** Prompt **
Copy out the listing exactly.

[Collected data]
__________________________________________________

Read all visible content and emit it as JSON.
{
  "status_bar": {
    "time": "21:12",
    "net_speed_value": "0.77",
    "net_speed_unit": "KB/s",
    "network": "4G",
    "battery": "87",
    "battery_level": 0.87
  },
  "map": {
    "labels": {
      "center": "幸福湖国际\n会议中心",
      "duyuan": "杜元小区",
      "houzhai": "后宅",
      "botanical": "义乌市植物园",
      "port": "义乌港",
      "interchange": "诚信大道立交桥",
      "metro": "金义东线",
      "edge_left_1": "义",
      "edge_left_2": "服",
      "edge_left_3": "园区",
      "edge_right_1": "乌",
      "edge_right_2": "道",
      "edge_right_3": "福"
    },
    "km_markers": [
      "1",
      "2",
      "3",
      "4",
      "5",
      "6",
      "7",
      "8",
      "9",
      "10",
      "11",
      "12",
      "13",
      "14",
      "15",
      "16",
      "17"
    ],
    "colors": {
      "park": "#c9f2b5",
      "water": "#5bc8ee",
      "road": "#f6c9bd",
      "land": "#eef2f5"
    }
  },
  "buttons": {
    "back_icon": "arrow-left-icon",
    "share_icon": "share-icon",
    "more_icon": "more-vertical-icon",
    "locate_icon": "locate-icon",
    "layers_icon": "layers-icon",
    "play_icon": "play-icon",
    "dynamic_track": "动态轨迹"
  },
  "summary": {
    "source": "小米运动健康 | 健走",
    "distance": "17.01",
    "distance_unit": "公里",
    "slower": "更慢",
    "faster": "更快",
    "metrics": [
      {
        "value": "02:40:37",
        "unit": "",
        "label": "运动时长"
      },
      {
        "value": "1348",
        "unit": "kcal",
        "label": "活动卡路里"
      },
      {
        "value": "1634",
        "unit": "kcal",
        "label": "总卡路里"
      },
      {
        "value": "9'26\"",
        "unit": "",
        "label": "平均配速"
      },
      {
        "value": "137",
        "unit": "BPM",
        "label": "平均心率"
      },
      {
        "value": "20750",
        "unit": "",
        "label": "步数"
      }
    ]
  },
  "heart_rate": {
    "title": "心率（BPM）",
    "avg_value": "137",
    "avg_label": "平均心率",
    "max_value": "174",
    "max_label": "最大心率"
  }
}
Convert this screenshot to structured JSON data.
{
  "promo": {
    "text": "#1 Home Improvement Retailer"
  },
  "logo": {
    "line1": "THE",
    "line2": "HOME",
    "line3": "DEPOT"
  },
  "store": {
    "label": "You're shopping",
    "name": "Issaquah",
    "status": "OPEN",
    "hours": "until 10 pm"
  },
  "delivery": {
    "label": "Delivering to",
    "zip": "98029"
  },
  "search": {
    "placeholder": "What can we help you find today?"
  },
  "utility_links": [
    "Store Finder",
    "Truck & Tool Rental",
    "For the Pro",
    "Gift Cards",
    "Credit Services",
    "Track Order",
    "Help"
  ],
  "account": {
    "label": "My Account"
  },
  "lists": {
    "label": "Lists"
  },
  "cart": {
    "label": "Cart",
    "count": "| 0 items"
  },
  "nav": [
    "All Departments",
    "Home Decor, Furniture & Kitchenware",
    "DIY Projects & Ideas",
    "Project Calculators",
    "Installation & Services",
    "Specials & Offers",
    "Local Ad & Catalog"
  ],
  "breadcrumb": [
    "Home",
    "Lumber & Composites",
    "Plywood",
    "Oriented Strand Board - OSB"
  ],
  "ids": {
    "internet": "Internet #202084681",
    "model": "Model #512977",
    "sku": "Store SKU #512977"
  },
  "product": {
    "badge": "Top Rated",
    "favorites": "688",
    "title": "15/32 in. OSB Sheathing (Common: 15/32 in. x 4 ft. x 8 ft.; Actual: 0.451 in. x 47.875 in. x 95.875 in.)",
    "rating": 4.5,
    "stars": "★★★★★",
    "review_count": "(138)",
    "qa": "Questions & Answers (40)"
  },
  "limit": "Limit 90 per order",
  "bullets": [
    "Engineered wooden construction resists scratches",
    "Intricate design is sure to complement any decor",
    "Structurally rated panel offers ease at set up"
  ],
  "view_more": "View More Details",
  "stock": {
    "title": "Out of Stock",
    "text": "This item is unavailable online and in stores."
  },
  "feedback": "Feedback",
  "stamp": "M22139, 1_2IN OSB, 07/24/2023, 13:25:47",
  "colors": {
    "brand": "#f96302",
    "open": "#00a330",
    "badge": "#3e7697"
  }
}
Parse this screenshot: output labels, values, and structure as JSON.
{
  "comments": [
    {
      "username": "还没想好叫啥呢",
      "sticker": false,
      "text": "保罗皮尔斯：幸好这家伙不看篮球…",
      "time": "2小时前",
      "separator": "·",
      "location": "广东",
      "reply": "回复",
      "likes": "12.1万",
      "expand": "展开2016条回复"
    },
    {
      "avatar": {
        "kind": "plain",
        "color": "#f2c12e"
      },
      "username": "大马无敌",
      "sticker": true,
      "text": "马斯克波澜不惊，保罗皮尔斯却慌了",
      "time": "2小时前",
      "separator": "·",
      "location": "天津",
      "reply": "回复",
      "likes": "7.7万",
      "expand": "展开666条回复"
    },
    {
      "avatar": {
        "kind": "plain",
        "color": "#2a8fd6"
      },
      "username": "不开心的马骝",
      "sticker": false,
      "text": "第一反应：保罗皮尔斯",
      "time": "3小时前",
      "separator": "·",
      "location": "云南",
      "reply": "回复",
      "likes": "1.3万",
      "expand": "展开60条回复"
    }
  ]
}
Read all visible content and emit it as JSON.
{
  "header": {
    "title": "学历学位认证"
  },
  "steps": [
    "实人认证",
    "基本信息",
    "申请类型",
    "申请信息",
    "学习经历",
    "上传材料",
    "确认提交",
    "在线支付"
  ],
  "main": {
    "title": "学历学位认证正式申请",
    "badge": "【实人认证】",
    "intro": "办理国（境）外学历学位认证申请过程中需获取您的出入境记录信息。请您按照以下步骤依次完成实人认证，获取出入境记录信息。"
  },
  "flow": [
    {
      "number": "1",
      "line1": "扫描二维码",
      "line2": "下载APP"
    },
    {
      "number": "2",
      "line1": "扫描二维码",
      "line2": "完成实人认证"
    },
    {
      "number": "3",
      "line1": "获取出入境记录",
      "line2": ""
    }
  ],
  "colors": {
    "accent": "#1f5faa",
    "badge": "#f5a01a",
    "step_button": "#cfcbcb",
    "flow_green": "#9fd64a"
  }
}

__________________________________________________

** Written response **
Read all visible content and emit it as JSON.
{
  "status_bar": {
    "time": "21:12",
    "net_speed_value": "0.77",
    "net_speed_unit": "KB/s",
    "network": "4G",
    "battery": "87",
    "battery_level": 0.87
  },
  "map": {
    "labels": {
      "center": "幸福湖国际\n会议中心",
      "duyuan": "杜元小区",
      "houzhai": "后宅",
      "botanical": "义乌市植物园",
      "port": "义乌港",
      "interchange": "诚信大道立交桥",
      "metro": "金义东线",
      "edge_left_1": "义",
      "edge_left_2": "服",
      "edge_left_3": "园区",
      "edge_right_1": "乌",
      "edge_right_2": "道",
      "edge_right_3": "福"
    },
    "km_markers": [
      "1",
      "2",
      "3",
      "4",
      "5",
      "6",
      "7",
      "8",
      "9",
      "10",
      "11",
      "12",
      "13",
      "14",
      "15",
      "16",
      "17"
    ],
    "colors": {
      "park": "#c9f2b5",
      "water": "#5bc8ee",
      "road": "#f6c9bd",
      "land": "#eef2f5"
    }
  },
  "buttons": {
    "back_icon": "arrow-left-icon",
    "share_icon": "share-icon",
    "more_icon": "more-vertical-icon",
    "locate_icon": "locate-icon",
    "layers_icon": "layers-icon",
    "play_icon": "play-icon",
    "dynamic_track": "动态轨迹"
  },
  "summary": {
    "source": "小米运动健康 | 健走",
    "distance": "17.01",
    "distance_unit": "公里",
    "slower": "更慢",
    "faster": "更快",
    "metrics": [
      {
        "value": "02:40:37",
        "unit": "",
        "label": "运动时长"
      },
      {
        "value": "1348",
        "unit": "kcal",
        "label": "活动卡路里"
      },
      {
        "value": "1634",
        "unit": "kcal",
        "label": "总卡路里"
      },
      {
        "value": "9'26\"",
        "unit": "",
        "label": "平均配速"
      },
      {
        "value": "137",
        "unit": "BPM",
        "label": "平均心率"
      },
      {
        "value": "20750",
        "unit": "",
        "label": "步数"
      }
    ]
  },
  "heart_rate": {
    "title": "心率（BPM）",
    "avg_value": "137",
    "avg_label": "平均心率",
    "max_value": "174",
    "max_label": "最大心率"
  }
}
Convert this screenshot to structured JSON data.
{
  "promo": {
    "text": "#1 Home Improvement Retailer"
  },
  "logo": {
    "line1": "THE",
    "line2": "HOME",
    "line3": "DEPOT"
  },
  "store": {
    "label": "You're shopping",
    "name": "Issaquah",
    "status": "OPEN",
    "hours": "until 10 pm"
  },
  "delivery": {
    "label": "Delivering to",
    "zip": "98029"
  },
  "search": {
    "placeholder": "What can we help you find today?"
  },
  "utility_links": [
    "Store Finder",
    "Truck & Tool Rental",
    "For the Pro",
    "Gift Cards",
    "Credit Services",
    "Track Order",
    "Help"
  ],
  "account": {
    "label": "My Account"
  },
  "lists": {
    "label": "Lists"
  },
  "cart": {
    "label": "Cart",
    "count": "| 0 items"
  },
  "nav": [
    "All Departments",
    "Home Decor, Furniture & Kitchenware",
    "DIY Projects & Ideas",
    "Project Calculators",
    "Installation & Services",
    "Specials & Offers",
    "Local Ad & Catalog"
  ],
  "breadcrumb": [
    "Home",
    "Lumber & Composites",
    "Plywood",
    "Oriented Strand Board - OSB"
  ],
  "ids": {
    "internet": "Internet #202084681",
    "model": "Model #512977",
    "sku": "Store SKU #512977"
  },
  "product": {
    "badge": "Top Rated",
    "favorites": "688",
    "title": "15/32 in. OSB Sheathing (Common: 15/32 in. x 4 ft. x 8 ft.; Actual: 0.451 in. x 47.875 in. x 95.875 in.)",
    "rating": 4.5,
    "stars": "★★★★★",
    "review_count": "(138)",
    "qa": "Questions & Answers (40)"
  },
  "limit": "Limit 90 per order",
  "bullets": [
    "Engineered wooden construction resists scratches",
    "Intricate design is sure to complement any decor",
    "Structurally rated panel offers ease at set up"
  ],
  "view_more": "View More Details",
  "stock": {
    "title": "Out of Stock",
    "text": "This item is unavailable online and in stores."
  },
  "feedback": "Feedback",
  "stamp": "M22139, 1_2IN OSB, 07/24/2023, 13:25:47",
  "colors": {
    "brand": "#f96302",
    "open": "#00a330",
    "badge": "#3e7697"
  }
}
Parse this screenshot: output labels, values, and structure as JSON.
{
  "comments": [
    {
      "username": "还没想好叫啥呢",
      "sticker": false,
      "text": "保罗皮尔斯：幸好这家伙不看篮球…",
      "time": "2小时前",
      "separator": "·",
      "location": "广东",
      "reply": "回复",
      "likes": "12.1万",
      "expand": "展开2016条回复"
    },
    {
      "avatar": {
        "kind": "plain",
        "color": "#f2c12e"
      },
      "username": "大马无敌",
      "sticker": true,
      "text": "马斯克波澜不惊，保罗皮尔斯却慌了",
      "time": "2小时前",
      "separator": "·",
      "location": "天津",
      "reply": "回复",
      "likes": "7.7万",
      "expand": "展开666条回复"
    },
    {
      "avatar": {
        "kind": "plain",
        "color": "#2a8fd6"
      },
      "username": "不开心的马骝",
      "sticker": false,
      "text": "第一反应：保罗皮尔斯",
      "time": "3小时前",
      "separator": "·",
      "location": "云南",
      "reply": "回复",
      "likes": "1.3万",
      "expand": "展开60条回复"
    }
  ]
}
Read all visible content and emit it as JSON.
{
  "header": {
    "title": "学历学位认证"
  },
  "steps": [
    "实人认证",
    "基本信息",
    "申请类型",
    "申请信息",
    "学习经历",
    "上传材料",
    "确认提交",
    "在线支付"
  ],
  "main": {
    "title": "学历学位认证正式申请",
    "badge": "【实人认证】",
    "intro": "办理国（境）外学历学位认证申请过程中需获取您的出入境记录信息。请您按照以下步骤依次完成实人认证，获取出入境记录信息。"
  },
  "flow": [
    {
      "number": "1",
      "line1": "扫描二维码",
      "line2": "下载APP"
    },
    {
      "number": "2",
      "line1": "扫描二维码",
      "line2": "完成实人认证"
    },
    {
      "number": "3",
      "line1": "获取出入境记录",
      "line2": ""
    }
  ],
  "colors": {
    "accent": "#1f5faa",
    "badge": "#f5a01a",
    "step_button": "#cfcbcb",
    "flow_green": "#9fd64a"
  }
}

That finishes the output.